#### MATERIAL FOR THIS TASK
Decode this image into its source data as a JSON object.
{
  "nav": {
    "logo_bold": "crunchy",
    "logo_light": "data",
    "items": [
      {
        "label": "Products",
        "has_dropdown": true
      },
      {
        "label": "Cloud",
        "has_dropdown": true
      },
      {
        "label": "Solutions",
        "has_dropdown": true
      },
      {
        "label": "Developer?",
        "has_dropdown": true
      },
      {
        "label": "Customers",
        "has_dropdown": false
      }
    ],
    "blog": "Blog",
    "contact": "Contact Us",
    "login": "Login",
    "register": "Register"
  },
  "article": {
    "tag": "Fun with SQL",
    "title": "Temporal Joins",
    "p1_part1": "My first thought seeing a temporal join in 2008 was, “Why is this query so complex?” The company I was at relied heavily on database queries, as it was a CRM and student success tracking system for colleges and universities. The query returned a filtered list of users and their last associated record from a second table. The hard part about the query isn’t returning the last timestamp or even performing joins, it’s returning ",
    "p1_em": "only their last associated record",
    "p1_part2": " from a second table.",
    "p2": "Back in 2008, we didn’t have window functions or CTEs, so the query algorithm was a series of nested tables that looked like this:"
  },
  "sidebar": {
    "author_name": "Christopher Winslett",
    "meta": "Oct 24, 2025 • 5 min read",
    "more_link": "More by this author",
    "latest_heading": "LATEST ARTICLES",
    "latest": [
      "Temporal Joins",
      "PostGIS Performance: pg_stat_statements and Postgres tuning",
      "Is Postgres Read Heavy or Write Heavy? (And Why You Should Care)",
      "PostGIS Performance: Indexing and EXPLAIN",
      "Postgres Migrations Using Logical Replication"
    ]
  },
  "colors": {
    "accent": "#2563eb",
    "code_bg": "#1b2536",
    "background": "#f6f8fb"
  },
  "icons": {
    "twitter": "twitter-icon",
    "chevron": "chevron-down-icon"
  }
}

#### EXERCISE
Pick out the lines containing the string "associated".

#### PROBLEM SOLUTION
    "p1_part1": "My first thought seeing a temporal join in 2008 was, “Why is this query so complex?” The company I was at relied heavily on database queries, as it was a CRM and student success tracking system for colleges and universities. The query returned a filtered list of users and their last associated record from a second table. The hard part about the query isn’t returning the last timestamp or even performing joins, it’s returning ",
    "p1_em": "only their last associated record",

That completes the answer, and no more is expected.